**What is required:** Your task is to repeat all of the material exactly.

Dataset rows:
- - -

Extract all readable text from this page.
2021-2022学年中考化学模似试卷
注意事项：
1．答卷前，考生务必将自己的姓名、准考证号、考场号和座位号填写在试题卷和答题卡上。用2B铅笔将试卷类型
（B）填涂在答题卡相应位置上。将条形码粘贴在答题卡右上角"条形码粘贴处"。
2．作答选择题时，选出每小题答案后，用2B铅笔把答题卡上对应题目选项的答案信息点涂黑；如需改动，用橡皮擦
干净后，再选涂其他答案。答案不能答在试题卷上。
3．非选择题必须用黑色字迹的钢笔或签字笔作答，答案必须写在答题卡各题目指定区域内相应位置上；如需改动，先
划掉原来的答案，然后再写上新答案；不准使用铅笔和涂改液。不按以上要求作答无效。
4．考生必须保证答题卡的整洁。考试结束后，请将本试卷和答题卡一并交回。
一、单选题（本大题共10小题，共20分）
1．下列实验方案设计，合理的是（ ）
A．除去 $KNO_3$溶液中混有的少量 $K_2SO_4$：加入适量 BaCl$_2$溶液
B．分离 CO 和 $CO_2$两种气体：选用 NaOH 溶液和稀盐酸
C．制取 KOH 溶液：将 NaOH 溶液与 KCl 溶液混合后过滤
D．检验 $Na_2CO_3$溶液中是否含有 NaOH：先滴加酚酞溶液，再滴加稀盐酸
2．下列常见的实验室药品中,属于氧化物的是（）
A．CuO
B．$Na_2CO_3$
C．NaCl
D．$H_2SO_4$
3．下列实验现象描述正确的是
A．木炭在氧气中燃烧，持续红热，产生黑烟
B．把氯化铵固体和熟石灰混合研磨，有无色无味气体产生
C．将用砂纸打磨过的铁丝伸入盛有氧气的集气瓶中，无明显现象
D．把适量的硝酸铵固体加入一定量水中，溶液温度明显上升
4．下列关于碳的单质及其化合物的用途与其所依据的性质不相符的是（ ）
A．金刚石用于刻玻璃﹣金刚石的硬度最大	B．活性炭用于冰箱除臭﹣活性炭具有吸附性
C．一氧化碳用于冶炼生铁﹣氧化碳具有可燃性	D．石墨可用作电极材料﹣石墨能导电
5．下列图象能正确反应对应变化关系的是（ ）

- - -

**Result:**
Extract all readable text from this page.
2021-2022学年中考化学模似试卷
注意事项：
1．答卷前，考生务必将自己的姓名、准考证号、考场号和座位号填写在试题卷和答题卡上。用2B铅笔将试卷类型
（B）填涂在答题卡相应位置上。将条形码粘贴在答题卡右上角"条形码粘贴处"。
2．作答选择题时，选出每小题答案后，用2B铅笔把答题卡上对应题目选项的答案信息点涂黑；如需改动，用橡皮擦
干净后，再选涂其他答案。答案不能答在试题卷上。
3．非选择题必须用黑色字迹的钢笔或签字笔作答，答案必须写在答题卡各题目指定区域内相应位置上；如需改动，先
划掉原来的答案，然后再写上新答案；不准使用铅笔和涂改液。不按以上要求作答无效。
4．考生必须保证答题卡的整洁。考试结束后，请将本试卷和答题卡一并交回。
一、单选题（本大题共10小题，共20分）
1．下列实验方案设计，合理的是（ ）
A．除去 $KNO_3$溶液中混有的少量 $K_2SO_4$：加入适量 BaCl$_2$溶液
B．分离 CO 和 $CO_2$两种气体：选用 NaOH 溶液和稀盐酸
C．制取 KOH 溶液：将 NaOH 溶液与 KCl 溶液混合后过滤
D．检验 $Na_2CO_3$溶液中是否含有 NaOH：先滴加酚酞溶液，再滴加稀盐酸
2．下列常见的实验室药品中,属于氧化物的是（）
A．CuO
B．$Na_2CO_3$
C．NaCl
D．$H_2SO_4$
3．下列实验现象描述正确的是
A．木炭在氧气中燃烧，持续红热，产生黑烟
B．把氯化铵固体和熟石灰混合研磨，有无色无味气体产生
C．将用砂纸打磨过的铁丝伸入盛有氧气的集气瓶中，无明显现象
D．把适量的硝酸铵固体加入一定量水中，溶液温度明显上升
4．下列关于碳的单质及其化合物的用途与其所依据的性质不相符的是（ ）
A．金刚石用于刻玻璃﹣金刚石的硬度最大	B．活性炭用于冰箱除臭﹣活性炭具有吸附性
C．一氧化碳用于冶炼生铁﹣氧化碳具有可燃性	D．石墨可用作电极材料﹣石墨能导电
5．下列图象能正确反应对应变化关系的是（ ）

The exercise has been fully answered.